[EXERCISE INSTRUCTIONS] Reproduce the lines of the material exactly, excluding every image.
----------
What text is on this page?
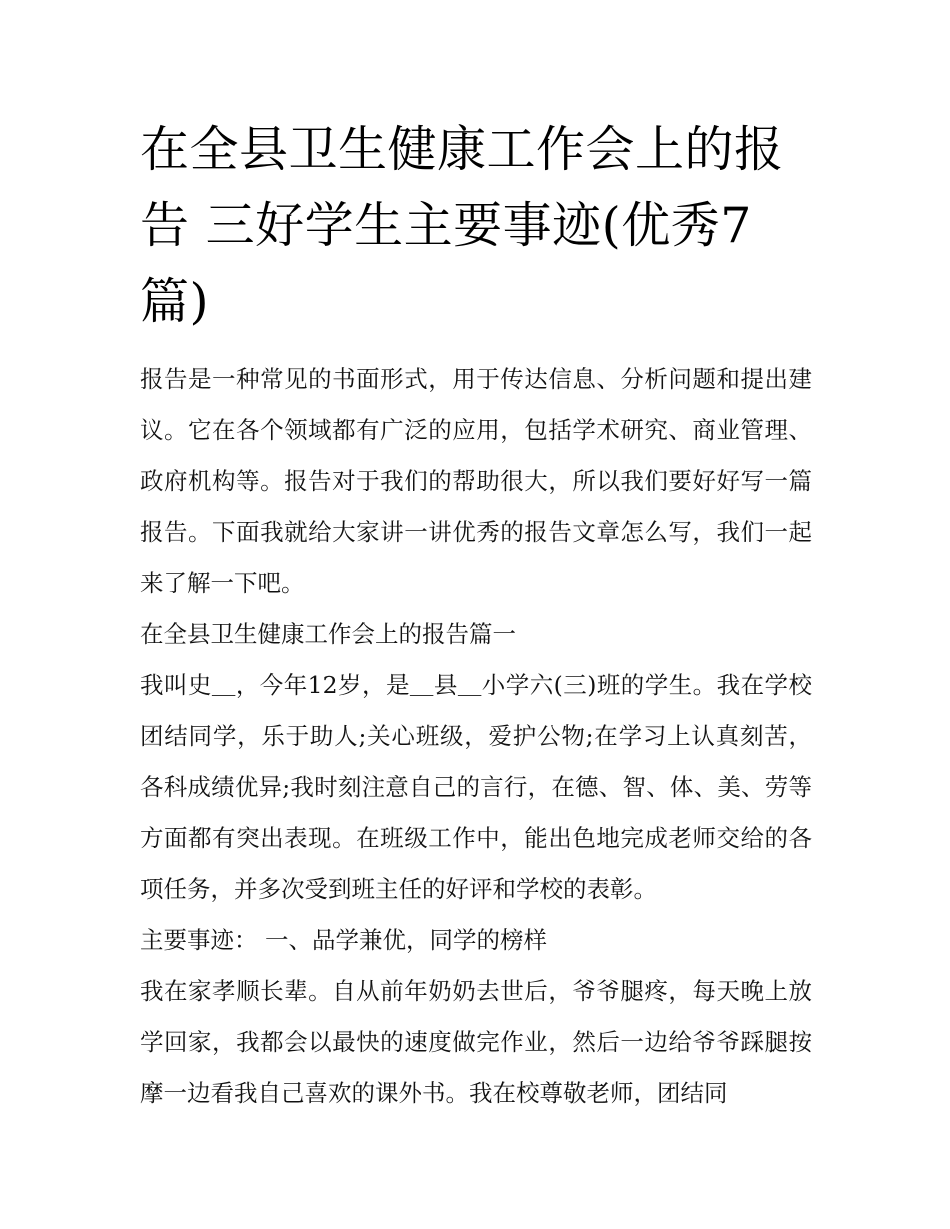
在全县卫生健康工作会上的报告 三好学生主要事迹(优秀7篇)

报告是一种常见的书面形式，用于传达信息、分析问题和提出建议。它在各个领域都有广泛的应用，包括学术研究、商业管理、政府机构等。报告对于我们的帮助很大，所以我们要好好写一篇报告。下面我就给大家讲一讲优秀的报告文章怎么写，我们一起来了解一下吧。

在全县卫生健康工作会上的报告篇一

我叫史＿，今年12岁，是＿县＿小学六(三)班的学生。我在学校团结同学，乐于助人;关心班级，爱护公物;在学习上认真刻苦，各科成绩优异;我时刻注意自己的言行，在德、智、体、美、劳等方面都有突出表现。在班级工作中，能出色地完成老师交给的各项任务，并多次受到班主任的好评和学校的表彰。

主要事迹： 一、品学兼优，同学的榜样

我在家孝顺长辈。自从前年奶奶去世后，爷爷腿疼，每天晚上放学回家，我都会以最快的速度做完作业，然后一边给爷爷踩腿按摩一边看我自己喜欢的课外书。我在校尊敬老师，团结同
----------
[SOLUTION]
What text is on this page?
在全县卫生健康工作会上的报告 三好学生主要事迹(优秀7篇)

报告是一种常见的书面形式，用于传达信息、分析问题和提出建议。它在各个领域都有广泛的应用，包括学术研究、商业管理、政府机构等。报告对于我们的帮助很大，所以我们要好好写一篇报告。下面我就给大家讲一讲优秀的报告文章怎么写，我们一起来了解一下吧。

在全县卫生健康工作会上的报告篇一

我叫史＿，今年12岁，是＿县＿小学六(三)班的学生。我在学校团结同学，乐于助人;关心班级，爱护公物;在学习上认真刻苦，各科成绩优异;我时刻注意自己的言行，在德、智、体、美、劳等方面都有突出表现。在班级工作中，能出色地完成老师交给的各项任务，并多次受到班主任的好评和学校的表彰。

主要事迹： 一、品学兼优，同学的榜样

我在家孝顺长辈。自从前年奶奶去世后，爷爷腿疼，每天晚上放学回家，我都会以最快的速度做完作业，然后一边给爷爷踩腿按摩一边看我自己喜欢的课外书。我在校尊敬老师，团结同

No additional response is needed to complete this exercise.